Task details >>
Entries follow. Set all of them down as they stand.

Records >>
--------------------------------------------------

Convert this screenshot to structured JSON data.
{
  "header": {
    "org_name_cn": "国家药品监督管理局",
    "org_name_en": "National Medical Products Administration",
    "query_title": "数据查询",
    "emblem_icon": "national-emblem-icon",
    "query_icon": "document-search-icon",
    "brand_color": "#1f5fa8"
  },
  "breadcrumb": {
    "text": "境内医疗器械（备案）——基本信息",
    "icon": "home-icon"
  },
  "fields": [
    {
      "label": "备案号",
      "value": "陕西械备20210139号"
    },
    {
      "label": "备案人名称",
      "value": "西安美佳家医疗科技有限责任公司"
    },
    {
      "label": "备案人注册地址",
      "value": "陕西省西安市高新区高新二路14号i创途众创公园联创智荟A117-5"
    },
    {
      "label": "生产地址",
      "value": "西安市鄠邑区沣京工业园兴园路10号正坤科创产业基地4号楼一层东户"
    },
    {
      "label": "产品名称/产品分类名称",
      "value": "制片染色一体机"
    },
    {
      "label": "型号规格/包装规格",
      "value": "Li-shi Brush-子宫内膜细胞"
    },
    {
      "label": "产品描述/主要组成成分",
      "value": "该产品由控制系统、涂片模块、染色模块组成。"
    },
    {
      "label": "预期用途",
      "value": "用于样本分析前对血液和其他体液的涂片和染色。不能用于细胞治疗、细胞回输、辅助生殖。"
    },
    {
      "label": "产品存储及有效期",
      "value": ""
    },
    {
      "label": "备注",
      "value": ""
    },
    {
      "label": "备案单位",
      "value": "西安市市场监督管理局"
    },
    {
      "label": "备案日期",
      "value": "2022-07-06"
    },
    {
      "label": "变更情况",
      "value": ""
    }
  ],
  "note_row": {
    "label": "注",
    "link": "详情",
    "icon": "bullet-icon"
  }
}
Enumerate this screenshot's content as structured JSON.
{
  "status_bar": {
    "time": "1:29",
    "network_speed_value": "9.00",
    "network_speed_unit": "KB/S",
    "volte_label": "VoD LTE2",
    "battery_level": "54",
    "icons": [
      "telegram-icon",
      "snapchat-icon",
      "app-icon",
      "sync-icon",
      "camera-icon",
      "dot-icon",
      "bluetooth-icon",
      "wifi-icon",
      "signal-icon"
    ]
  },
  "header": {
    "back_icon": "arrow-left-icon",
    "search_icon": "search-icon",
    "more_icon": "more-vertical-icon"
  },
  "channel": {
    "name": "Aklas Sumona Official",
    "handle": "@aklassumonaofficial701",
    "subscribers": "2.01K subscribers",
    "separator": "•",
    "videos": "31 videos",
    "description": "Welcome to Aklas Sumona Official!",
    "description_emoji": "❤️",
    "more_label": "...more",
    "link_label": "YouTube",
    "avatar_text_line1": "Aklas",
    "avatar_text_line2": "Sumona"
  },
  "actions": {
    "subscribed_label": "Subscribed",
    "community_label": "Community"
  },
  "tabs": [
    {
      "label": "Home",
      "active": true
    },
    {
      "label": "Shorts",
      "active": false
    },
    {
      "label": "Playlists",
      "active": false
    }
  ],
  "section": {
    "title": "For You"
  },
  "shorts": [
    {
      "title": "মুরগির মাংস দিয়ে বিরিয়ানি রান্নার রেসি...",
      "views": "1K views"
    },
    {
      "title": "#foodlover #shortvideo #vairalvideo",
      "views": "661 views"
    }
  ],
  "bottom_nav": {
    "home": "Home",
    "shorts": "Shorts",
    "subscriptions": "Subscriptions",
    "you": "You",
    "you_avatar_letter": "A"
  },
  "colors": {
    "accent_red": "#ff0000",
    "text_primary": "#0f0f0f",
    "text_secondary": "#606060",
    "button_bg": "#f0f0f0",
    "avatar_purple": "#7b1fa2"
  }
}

--------------------------------------------------

Exercise output >>
Convert this screenshot to structured JSON data.
{
  "header": {
    "org_name_cn": "国家药品监督管理局",
    "org_name_en": "National Medical Products Administration",
    "query_title": "数据查询",
    "emblem_icon": "national-emblem-icon",
    "query_icon": "document-search-icon",
    "brand_color": "#1f5fa8"
  },
  "breadcrumb": {
    "text": "境内医疗器械（备案）——基本信息",
    "icon": "home-icon"
  },
  "fields": [
    {
      "label": "备案号",
      "value": "陕西械备20210139号"
    },
    {
      "label": "备案人名称",
      "value": "西安美佳家医疗科技有限责任公司"
    },
    {
      "label": "备案人注册地址",
      "value": "陕西省西安市高新区高新二路14号i创途众创公园联创智荟A117-5"
    },
    {
      "label": "生产地址",
      "value": "西安市鄠邑区沣京工业园兴园路10号正坤科创产业基地4号楼一层东户"
    },
    {
      "label": "产品名称/产品分类名称",
      "value": "制片染色一体机"
    },
    {
      "label": "型号规格/包装规格",
      "value": "Li-shi Brush-子宫内膜细胞"
    },
    {
      "label": "产品描述/主要组成成分",
      "value": "该产品由控制系统、涂片模块、染色模块组成。"
    },
    {
      "label": "预期用途",
      "value": "用于样本分析前对血液和其他体液的涂片和染色。不能用于细胞治疗、细胞回输、辅助生殖。"
    },
    {
      "label": "产品存储及有效期",
      "value": ""
    },
    {
      "label": "备注",
      "value": ""
    },
    {
      "label": "备案单位",
      "value": "西安市市场监督管理局"
    },
    {
      "label": "备案日期",
      "value": "2022-07-06"
    },
    {
      "label": "变更情况",
      "value": ""
    }
  ],
  "note_row": {
    "label": "注",
    "link": "详情",
    "icon": "bullet-icon"
  }
}
Enumerate this screenshot's content as structured JSON.
{
  "status_bar": {
    "time": "1:29",
    "network_speed_value": "9.00",
    "network_speed_unit": "KB/S",
    "volte_label": "VoD LTE2",
    "battery_level": "54",
    "icons": [
      "telegram-icon",
      "snapchat-icon",
      "app-icon",
      "sync-icon",
      "camera-icon",
      "dot-icon",
      "bluetooth-icon",
      "wifi-icon",
      "signal-icon"
    ]
  },
  "header": {
    "back_icon": "arrow-left-icon",
    "search_icon": "search-icon",
    "more_icon": "more-vertical-icon"
  },
  "channel": {
    "name": "Aklas Sumona Official",
    "handle": "@aklassumonaofficial701",
    "subscribers": "2.01K subscribers",
    "separator": "•",
    "videos": "31 videos",
    "description": "Welcome to Aklas Sumona Official!",
    "description_emoji": "❤️",
    "more_label": "...more",
    "link_label": "YouTube",
    "avatar_text_line1": "Aklas",
    "avatar_text_line2": "Sumona"
  },
  "actions": {
    "subscribed_label": "Subscribed",
    "community_label": "Community"
  },
  "tabs": [
    {
      "label": "Home",
      "active": true
    },
    {
      "label": "Shorts",
      "active": false
    },
    {
      "label": "Playlists",
      "active": false
    }
  ],
  "section": {
    "title": "For You"
  },
  "shorts": [
    {
      "title": "মুরগির মাংস দিয়ে বিরিয়ানি রান্নার রেসি...",
      "views": "1K views"
    },
    {
      "title": "#foodlover #shortvideo #vairalvideo",
      "views": "661 views"
    }
  ],
  "bottom_nav": {
    "home": "Home",
    "shorts": "Shorts",
    "subscriptions": "Subscriptions",
    "you": "You",
    "you_avatar_letter": "A"
  },
  "colors": {
    "accent_red": "#ff0000",
    "text_primary": "#0f0f0f",
    "text_secondary": "#606060",
    "button_bg": "#f0f0f0",
    "avatar_purple": "#7b1fa2"
  }
}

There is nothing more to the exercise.